:: Directions for this task ::
Report the count of lines containing the word "icon" in the entries below, and nothing more.

Dataset excerpts
** start **

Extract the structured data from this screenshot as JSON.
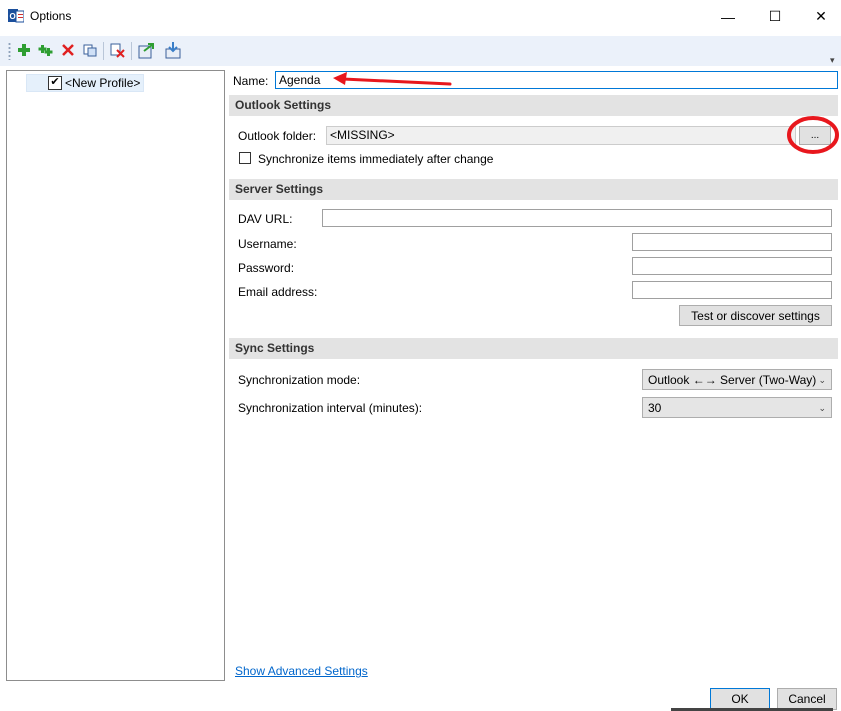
{
  "window": {
    "title": "Options",
    "icon": "outlook-caldav-icon",
    "minimize_glyph": "—",
    "maximize_glyph": "☐",
    "close_glyph": "✕"
  },
  "toolbar": {
    "items": [
      {
        "name": "add-profile-icon"
      },
      {
        "name": "add-multiple-profiles-icon"
      },
      {
        "name": "delete-profile-icon"
      },
      {
        "name": "copy-profile-icon"
      },
      {
        "name": "clear-cache-icon"
      },
      {
        "name": "export-options-icon"
      },
      {
        "name": "import-options-icon"
      }
    ],
    "overflow_glyph": "▾"
  },
  "tree": {
    "items": [
      {
        "label": "<New Profile>",
        "checked": true
      }
    ],
    "check_glyph": "✔"
  },
  "profile": {
    "name_label": "Name:",
    "name_value": "Agenda"
  },
  "outlook_settings": {
    "header": "Outlook Settings",
    "folder_label": "Outlook folder:",
    "folder_value": "<MISSING>",
    "browse_label": "...",
    "sync_immediately_label": "Synchronize items immediately after change",
    "sync_immediately_checked": false
  },
  "server_settings": {
    "header": "Server Settings",
    "dav_url_label": "DAV URL:",
    "dav_url_value": "",
    "username_label": "Username:",
    "username_value": "",
    "password_label": "Password:",
    "password_value": "",
    "email_label": "Email address:",
    "email_value": "",
    "test_button_label": "Test or discover settings"
  },
  "sync_settings": {
    "header": "Sync Settings",
    "mode_label": "Synchronization mode:",
    "mode_value": "Outlook ←→ Server (Two-Way)",
    "interval_label": "Synchronization interval (minutes):",
    "interval_value": "30"
  },
  "footer": {
    "advanced_link": "Show Advanced Settings",
    "ok_label": "OK",
    "cancel_label": "Cancel"
  },
  "annotations": {
    "arrow_color": "#e8171d",
    "circle_color": "#e8171d"
  }
}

** end **

:: Correct response ::
8